About this exercise: Please transcribe the data below exactly. Leave the pictures out.

### Task inputs ###

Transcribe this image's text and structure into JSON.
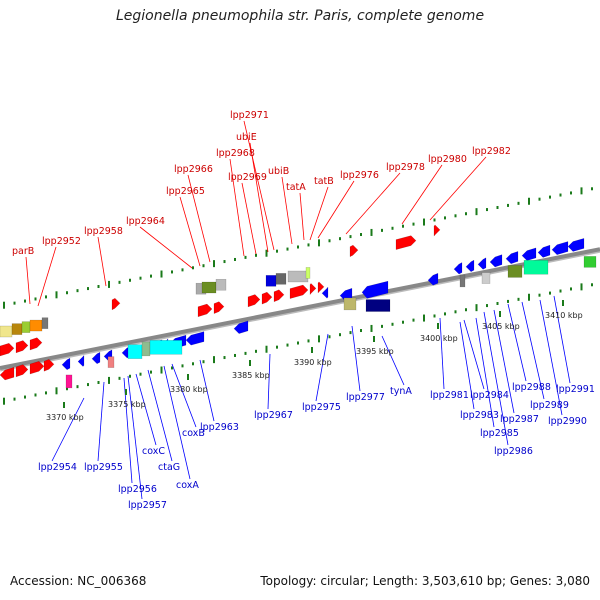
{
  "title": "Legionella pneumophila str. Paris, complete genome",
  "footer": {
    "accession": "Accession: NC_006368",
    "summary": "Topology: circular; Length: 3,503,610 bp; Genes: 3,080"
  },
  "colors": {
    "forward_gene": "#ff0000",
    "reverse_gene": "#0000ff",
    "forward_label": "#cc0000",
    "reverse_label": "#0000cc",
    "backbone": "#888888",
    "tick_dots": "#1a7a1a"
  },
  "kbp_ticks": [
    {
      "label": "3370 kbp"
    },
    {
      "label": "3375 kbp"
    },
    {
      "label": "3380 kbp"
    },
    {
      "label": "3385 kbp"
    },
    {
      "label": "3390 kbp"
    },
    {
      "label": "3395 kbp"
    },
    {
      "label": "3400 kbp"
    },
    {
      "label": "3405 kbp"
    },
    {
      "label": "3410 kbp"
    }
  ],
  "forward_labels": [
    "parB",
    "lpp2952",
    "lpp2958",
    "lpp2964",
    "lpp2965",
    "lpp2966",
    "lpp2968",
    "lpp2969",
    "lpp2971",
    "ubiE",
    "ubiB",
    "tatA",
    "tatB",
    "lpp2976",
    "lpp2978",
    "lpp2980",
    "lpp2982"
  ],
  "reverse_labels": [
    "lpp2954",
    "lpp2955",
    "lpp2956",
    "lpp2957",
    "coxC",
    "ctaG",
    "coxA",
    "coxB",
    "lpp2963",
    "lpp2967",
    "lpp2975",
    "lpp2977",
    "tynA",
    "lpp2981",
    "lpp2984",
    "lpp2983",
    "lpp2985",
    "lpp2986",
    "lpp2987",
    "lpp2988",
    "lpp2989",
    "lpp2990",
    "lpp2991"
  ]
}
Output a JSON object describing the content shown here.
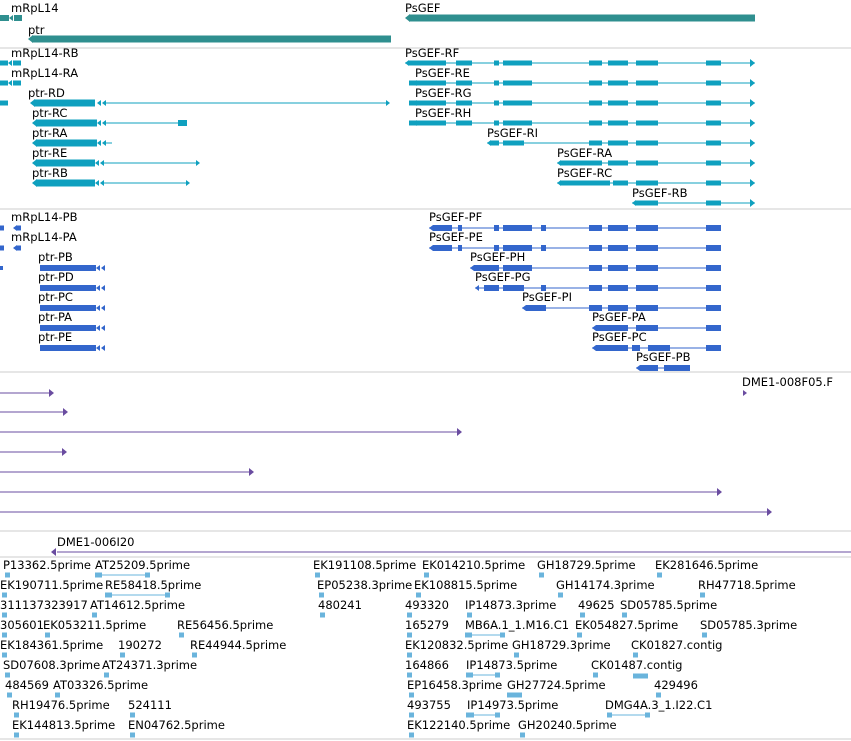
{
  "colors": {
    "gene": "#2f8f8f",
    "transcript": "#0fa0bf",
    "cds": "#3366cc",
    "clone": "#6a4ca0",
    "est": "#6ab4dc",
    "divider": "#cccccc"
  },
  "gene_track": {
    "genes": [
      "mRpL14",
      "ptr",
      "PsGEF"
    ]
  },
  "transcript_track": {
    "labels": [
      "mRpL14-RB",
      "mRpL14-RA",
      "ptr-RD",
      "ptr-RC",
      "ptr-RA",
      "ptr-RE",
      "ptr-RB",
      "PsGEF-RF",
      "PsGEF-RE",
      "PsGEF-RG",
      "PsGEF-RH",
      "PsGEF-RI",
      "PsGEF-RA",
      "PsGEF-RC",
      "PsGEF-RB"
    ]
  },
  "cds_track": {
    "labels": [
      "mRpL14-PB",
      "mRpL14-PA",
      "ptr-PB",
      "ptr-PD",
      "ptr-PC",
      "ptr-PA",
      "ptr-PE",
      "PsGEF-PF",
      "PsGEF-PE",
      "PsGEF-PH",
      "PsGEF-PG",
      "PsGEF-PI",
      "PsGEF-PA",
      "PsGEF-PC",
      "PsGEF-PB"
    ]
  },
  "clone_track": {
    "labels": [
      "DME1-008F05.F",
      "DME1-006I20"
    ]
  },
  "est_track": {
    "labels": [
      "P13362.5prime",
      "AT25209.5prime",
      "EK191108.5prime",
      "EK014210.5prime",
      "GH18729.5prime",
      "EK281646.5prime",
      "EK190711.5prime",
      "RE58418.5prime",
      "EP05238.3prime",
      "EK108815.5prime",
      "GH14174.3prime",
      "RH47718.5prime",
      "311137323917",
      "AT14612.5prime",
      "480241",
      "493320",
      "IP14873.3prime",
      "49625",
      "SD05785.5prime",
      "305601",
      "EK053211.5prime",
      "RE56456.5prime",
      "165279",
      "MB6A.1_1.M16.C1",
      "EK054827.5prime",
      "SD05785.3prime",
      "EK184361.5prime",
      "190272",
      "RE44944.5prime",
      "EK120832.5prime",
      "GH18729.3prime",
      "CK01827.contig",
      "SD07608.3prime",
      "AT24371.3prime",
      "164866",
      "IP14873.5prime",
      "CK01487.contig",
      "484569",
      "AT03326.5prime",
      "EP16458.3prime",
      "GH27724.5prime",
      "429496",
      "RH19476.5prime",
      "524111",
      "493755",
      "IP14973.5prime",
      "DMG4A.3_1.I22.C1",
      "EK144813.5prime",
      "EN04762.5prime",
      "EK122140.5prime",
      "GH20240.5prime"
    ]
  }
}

###

Exercise answer:
Transcribe this image's text and structure into JSON.
{
  "title": "Legionella pneumophila str. Paris, complete genome",
  "footer": {
    "accession": "Accession: NC_006368",
    "summary": "Topology: circular; Length: 3,503,610 bp; Genes: 3,080"
  },
  "colors": {
    "forward_gene": "#ff0000",
    "reverse_gene": "#0000ff",
    "forward_label": "#cc0000",
    "reverse_label": "#0000cc",
    "backbone": "#888888",
    "tick_dots": "#1a7a1a"
  },
  "kbp_ticks": [
    {
      "label": "3370 kbp"
    },
    {
      "label": "3375 kbp"
    },
    {
      "label": "3380 kbp"
    },
    {
      "label": "3385 kbp"
    },
    {
      "label": "3390 kbp"
    },
    {
      "label": "3395 kbp"
    },
    {
      "label": "3400 kbp"
    },
    {
      "label": "3405 kbp"
    },
    {
      "label": "3410 kbp"
    }
  ],
  "forward_labels": [
    "parB",
    "lpp2952",
    "lpp2958",
    "lpp2964",
    "lpp2965",
    "lpp2966",
    "lpp2968",
    "lpp2969",
    "lpp2971",
    "ubiE",
    "ubiB",
    "tatA",
    "tatB",
    "lpp2976",
    "lpp2978",
    "lpp2980",
    "lpp2982"
  ],
  "reverse_labels": [
    "lpp2954",
    "lpp2955",
    "lpp2956",
    "lpp2957",
    "coxC",
    "ctaG",
    "coxA",
    "coxB",
    "lpp2963",
    "lpp2967",
    "lpp2975",
    "lpp2977",
    "tynA",
    "lpp2981",
    "lpp2984",
    "lpp2983",
    "lpp2985",
    "lpp2986",
    "lpp2987",
    "lpp2988",
    "lpp2989",
    "lpp2990",
    "lpp2991"
  ]
}
Output a JSON object describing the content shown here.
{
  "colors": {
    "gene": "#2f8f8f",
    "transcript": "#0fa0bf",
    "cds": "#3366cc",
    "clone": "#6a4ca0",
    "est": "#6ab4dc",
    "divider": "#cccccc"
  },
  "gene_track": {
    "genes": [
      "mRpL14",
      "ptr",
      "PsGEF"
    ]
  },
  "transcript_track": {
    "labels": [
      "mRpL14-RB",
      "mRpL14-RA",
      "ptr-RD",
      "ptr-RC",
      "ptr-RA",
      "ptr-RE",
      "ptr-RB",
      "PsGEF-RF",
      "PsGEF-RE",
      "PsGEF-RG",
      "PsGEF-RH",
      "PsGEF-RI",
      "PsGEF-RA",
      "PsGEF-RC",
      "PsGEF-RB"
    ]
  },
  "cds_track": {
    "labels": [
      "mRpL14-PB",
      "mRpL14-PA",
      "ptr-PB",
      "ptr-PD",
      "ptr-PC",
      "ptr-PA",
      "ptr-PE",
      "PsGEF-PF",
      "PsGEF-PE",
      "PsGEF-PH",
      "PsGEF-PG",
      "PsGEF-PI",
      "PsGEF-PA",
      "PsGEF-PC",
      "PsGEF-PB"
    ]
  },
  "clone_track": {
    "labels": [
      "DME1-008F05.F",
      "DME1-006I20"
    ]
  },
  "est_track": {
    "labels": [
      "P13362.5prime",
      "AT25209.5prime",
      "EK191108.5prime",
      "EK014210.5prime",
      "GH18729.5prime",
      "EK281646.5prime",
      "EK190711.5prime",
      "RE58418.5prime",
      "EP05238.3prime",
      "EK108815.5prime",
      "GH14174.3prime",
      "RH47718.5prime",
      "311137323917",
      "AT14612.5prime",
      "480241",
      "493320",
      "IP14873.3prime",
      "49625",
      "SD05785.5prime",
      "305601",
      "EK053211.5prime",
      "RE56456.5prime",
      "165279",
      "MB6A.1_1.M16.C1",
      "EK054827.5prime",
      "SD05785.3prime",
      "EK184361.5prime",
      "190272",
      "RE44944.5prime",
      "EK120832.5prime",
      "GH18729.3prime",
      "CK01827.contig",
      "SD07608.3prime",
      "AT24371.3prime",
      "164866",
      "IP14873.5prime",
      "CK01487.contig",
      "484569",
      "AT03326.5prime",
      "EP16458.3prime",
      "GH27724.5prime",
      "429496",
      "RH19476.5prime",
      "524111",
      "493755",
      "IP14973.5prime",
      "DMG4A.3_1.I22.C1",
      "EK144813.5prime",
      "EN04762.5prime",
      "EK122140.5prime",
      "GH20240.5prime"
    ]
  }
}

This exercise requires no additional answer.